### Record set
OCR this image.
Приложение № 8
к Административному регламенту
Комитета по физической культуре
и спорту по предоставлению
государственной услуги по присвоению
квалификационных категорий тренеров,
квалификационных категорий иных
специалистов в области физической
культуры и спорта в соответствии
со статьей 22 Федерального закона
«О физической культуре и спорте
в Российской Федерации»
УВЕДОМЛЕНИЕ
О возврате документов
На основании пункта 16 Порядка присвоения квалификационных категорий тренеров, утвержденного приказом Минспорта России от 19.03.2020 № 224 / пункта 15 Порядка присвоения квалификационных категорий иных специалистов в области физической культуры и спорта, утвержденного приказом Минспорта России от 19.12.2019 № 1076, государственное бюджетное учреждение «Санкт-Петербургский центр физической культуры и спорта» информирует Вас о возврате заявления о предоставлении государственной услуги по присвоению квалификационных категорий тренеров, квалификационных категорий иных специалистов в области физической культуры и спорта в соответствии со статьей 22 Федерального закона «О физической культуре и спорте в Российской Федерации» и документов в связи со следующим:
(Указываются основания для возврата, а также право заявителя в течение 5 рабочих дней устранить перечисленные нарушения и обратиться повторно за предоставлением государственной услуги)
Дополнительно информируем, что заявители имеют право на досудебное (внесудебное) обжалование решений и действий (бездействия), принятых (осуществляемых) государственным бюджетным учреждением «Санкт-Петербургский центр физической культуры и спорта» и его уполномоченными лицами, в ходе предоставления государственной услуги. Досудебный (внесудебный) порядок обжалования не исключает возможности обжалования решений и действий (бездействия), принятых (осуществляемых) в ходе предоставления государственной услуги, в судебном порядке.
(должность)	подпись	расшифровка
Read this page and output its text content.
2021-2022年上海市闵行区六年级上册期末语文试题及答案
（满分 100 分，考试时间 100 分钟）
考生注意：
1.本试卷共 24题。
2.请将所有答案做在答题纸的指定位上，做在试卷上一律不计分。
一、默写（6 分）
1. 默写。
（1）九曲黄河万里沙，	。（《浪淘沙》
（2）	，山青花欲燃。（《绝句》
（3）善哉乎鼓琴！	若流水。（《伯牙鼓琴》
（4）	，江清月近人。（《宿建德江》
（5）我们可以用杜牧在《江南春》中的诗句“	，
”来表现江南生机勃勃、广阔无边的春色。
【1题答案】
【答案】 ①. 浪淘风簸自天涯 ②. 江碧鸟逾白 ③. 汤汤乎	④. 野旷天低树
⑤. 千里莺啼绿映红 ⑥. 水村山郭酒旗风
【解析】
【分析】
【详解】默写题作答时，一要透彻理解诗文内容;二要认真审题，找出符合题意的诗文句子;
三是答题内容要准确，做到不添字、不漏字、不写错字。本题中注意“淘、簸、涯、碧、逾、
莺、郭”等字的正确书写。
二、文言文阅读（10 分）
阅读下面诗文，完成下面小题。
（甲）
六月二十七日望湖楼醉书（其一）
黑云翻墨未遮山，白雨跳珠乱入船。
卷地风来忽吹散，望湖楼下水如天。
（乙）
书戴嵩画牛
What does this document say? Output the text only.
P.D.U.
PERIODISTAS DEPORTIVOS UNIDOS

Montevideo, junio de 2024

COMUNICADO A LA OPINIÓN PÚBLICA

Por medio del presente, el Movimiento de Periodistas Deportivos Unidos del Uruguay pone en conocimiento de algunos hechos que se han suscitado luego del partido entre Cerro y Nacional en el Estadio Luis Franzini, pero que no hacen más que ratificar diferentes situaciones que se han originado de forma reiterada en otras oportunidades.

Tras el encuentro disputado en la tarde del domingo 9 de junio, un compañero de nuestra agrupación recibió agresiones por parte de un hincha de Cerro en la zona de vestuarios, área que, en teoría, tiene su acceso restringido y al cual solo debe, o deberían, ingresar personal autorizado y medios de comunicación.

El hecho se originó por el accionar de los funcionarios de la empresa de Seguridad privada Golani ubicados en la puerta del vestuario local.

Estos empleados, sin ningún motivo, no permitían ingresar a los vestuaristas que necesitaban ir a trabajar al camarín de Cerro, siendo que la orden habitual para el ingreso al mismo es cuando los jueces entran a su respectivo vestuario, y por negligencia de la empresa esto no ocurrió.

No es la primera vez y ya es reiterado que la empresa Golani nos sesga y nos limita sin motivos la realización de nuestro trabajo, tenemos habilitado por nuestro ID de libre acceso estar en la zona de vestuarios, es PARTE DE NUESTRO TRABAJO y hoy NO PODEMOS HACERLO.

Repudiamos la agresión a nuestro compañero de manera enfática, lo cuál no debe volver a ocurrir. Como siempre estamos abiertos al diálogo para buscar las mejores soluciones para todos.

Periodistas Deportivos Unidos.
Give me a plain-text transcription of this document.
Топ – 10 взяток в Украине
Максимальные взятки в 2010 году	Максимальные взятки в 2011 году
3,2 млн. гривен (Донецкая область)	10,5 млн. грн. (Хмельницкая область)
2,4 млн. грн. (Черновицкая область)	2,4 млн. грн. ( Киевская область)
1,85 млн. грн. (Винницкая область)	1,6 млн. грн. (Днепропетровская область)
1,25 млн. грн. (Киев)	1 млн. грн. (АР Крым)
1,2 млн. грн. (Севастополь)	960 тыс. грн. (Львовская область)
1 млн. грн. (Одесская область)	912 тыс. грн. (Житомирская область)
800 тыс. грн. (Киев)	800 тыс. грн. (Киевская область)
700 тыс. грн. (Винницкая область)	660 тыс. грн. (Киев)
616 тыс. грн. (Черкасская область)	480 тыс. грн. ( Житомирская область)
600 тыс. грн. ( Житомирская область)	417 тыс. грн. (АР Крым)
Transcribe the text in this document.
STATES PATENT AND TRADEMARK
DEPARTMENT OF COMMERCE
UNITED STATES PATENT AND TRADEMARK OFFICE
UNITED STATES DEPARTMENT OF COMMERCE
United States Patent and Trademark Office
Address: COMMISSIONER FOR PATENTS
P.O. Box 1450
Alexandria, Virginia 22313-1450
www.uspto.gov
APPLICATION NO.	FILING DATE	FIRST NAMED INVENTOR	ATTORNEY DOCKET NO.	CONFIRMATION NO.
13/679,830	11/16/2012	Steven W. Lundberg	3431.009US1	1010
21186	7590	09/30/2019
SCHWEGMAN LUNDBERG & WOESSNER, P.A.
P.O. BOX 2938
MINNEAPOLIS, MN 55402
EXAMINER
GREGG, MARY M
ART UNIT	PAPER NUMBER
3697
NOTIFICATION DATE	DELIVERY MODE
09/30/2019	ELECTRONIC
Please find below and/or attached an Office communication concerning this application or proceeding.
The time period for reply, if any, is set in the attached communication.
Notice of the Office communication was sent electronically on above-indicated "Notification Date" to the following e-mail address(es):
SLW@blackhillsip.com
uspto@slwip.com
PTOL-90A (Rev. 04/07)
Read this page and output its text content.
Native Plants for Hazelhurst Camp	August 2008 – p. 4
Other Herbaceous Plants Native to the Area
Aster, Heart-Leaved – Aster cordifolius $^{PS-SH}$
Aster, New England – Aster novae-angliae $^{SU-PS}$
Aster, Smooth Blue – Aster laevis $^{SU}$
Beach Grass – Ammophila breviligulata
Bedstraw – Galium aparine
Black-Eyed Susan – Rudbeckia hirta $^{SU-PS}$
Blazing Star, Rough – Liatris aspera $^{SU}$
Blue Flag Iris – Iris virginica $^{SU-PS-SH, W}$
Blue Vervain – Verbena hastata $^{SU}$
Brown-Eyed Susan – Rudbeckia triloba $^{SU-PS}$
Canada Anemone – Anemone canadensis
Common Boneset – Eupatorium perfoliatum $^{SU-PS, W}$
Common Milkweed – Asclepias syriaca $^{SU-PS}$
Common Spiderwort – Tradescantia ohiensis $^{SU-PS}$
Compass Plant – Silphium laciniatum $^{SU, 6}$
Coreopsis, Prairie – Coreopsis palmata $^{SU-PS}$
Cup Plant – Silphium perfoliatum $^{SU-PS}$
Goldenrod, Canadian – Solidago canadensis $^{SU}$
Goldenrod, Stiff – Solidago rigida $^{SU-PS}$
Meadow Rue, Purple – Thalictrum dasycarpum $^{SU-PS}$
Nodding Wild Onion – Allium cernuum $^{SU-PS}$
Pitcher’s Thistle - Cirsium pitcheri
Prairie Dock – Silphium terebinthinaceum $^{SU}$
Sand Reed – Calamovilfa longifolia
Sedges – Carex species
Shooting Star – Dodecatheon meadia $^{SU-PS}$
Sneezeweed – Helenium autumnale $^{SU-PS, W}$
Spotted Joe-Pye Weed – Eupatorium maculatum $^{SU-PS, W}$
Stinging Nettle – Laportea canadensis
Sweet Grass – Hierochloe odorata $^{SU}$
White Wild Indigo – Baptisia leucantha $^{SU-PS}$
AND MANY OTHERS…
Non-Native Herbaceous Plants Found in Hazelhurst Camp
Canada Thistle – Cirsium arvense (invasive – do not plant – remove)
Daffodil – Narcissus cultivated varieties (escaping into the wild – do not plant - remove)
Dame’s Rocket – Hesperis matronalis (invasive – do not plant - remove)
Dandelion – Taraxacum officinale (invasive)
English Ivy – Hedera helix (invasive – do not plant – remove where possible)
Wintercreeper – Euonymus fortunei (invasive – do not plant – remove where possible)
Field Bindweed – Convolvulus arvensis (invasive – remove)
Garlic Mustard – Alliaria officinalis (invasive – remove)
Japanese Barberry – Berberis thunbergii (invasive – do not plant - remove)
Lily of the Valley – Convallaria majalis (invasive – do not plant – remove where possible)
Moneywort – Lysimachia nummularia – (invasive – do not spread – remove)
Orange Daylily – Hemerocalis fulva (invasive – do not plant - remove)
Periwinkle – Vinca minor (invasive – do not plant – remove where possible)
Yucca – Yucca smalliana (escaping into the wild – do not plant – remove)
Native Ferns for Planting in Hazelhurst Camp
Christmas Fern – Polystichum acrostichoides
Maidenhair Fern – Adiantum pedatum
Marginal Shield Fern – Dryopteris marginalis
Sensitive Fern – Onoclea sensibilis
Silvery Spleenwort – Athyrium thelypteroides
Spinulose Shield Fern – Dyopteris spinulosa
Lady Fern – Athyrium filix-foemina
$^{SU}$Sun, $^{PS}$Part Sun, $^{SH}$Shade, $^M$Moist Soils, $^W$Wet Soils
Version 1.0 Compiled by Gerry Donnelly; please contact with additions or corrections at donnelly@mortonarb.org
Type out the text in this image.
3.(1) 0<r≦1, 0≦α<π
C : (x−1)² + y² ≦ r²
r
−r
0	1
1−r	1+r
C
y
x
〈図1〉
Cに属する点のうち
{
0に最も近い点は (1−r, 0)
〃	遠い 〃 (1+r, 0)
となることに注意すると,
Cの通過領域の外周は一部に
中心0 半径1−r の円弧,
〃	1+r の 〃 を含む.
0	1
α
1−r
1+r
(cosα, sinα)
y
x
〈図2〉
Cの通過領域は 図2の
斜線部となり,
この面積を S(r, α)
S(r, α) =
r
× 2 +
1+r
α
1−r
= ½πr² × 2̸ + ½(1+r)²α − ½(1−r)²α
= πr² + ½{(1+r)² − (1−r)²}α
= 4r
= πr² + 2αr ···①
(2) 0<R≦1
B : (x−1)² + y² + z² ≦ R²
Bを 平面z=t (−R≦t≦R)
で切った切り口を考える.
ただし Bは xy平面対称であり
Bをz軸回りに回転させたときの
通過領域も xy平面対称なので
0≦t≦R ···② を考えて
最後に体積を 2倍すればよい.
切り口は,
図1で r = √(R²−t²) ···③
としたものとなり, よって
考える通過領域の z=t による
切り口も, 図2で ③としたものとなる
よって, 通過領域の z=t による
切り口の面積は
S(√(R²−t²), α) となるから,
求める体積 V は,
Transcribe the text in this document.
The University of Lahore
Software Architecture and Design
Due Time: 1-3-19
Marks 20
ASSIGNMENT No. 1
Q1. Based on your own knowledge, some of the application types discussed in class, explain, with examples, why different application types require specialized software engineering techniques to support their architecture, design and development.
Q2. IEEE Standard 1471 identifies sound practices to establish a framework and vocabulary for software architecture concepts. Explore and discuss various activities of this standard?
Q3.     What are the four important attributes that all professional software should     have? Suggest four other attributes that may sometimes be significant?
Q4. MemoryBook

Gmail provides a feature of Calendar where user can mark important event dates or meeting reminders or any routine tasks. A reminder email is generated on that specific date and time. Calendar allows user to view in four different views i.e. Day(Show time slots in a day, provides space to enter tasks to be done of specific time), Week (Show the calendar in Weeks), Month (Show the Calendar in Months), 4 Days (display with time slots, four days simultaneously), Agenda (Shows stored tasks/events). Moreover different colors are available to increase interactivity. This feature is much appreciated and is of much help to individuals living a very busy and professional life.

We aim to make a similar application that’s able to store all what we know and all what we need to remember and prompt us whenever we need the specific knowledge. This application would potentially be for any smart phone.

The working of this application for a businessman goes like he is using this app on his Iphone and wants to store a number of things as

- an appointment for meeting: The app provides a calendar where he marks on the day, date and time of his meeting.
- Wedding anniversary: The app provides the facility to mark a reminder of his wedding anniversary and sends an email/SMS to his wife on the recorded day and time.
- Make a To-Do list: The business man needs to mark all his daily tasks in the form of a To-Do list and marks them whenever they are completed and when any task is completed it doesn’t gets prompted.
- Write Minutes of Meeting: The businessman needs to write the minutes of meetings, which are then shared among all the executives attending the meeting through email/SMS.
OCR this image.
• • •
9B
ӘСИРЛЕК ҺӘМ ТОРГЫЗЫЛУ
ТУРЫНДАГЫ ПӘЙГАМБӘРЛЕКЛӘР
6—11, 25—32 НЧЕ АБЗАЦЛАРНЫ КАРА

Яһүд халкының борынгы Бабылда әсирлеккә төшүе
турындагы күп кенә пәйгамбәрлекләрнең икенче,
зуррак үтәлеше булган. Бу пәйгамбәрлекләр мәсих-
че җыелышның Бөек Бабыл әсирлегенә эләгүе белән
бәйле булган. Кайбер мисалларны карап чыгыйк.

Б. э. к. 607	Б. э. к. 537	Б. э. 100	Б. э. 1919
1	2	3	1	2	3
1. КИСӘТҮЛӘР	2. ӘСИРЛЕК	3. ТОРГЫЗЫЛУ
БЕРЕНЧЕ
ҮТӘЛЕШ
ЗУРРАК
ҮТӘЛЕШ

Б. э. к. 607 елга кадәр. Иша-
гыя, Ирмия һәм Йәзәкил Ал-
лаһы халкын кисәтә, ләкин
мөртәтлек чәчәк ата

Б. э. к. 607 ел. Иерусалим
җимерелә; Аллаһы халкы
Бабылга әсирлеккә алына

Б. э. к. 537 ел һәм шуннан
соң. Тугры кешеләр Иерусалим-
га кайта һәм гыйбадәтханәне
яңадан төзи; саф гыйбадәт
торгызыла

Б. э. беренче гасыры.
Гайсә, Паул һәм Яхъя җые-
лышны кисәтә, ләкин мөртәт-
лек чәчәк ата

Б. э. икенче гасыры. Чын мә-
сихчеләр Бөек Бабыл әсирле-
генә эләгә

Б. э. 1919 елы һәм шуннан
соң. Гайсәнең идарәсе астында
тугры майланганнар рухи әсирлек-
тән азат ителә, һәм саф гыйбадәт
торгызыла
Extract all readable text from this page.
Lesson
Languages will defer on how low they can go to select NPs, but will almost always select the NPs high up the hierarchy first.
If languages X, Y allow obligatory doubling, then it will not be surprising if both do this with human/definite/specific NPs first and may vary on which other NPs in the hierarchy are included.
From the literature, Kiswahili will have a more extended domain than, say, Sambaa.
######
* **Your task**: From the entries above, collect every line with the string "text" in it.

* **Output for this task**:
Read this page and output its text content.
What does this document say? Output the text only.
Give me a plain-text transcription of this document.
Transcribe the text in this document.
Read this page and output its text content.
Type out the text in this image.
Transcribe the text in this document.
Extract all readable text from this page.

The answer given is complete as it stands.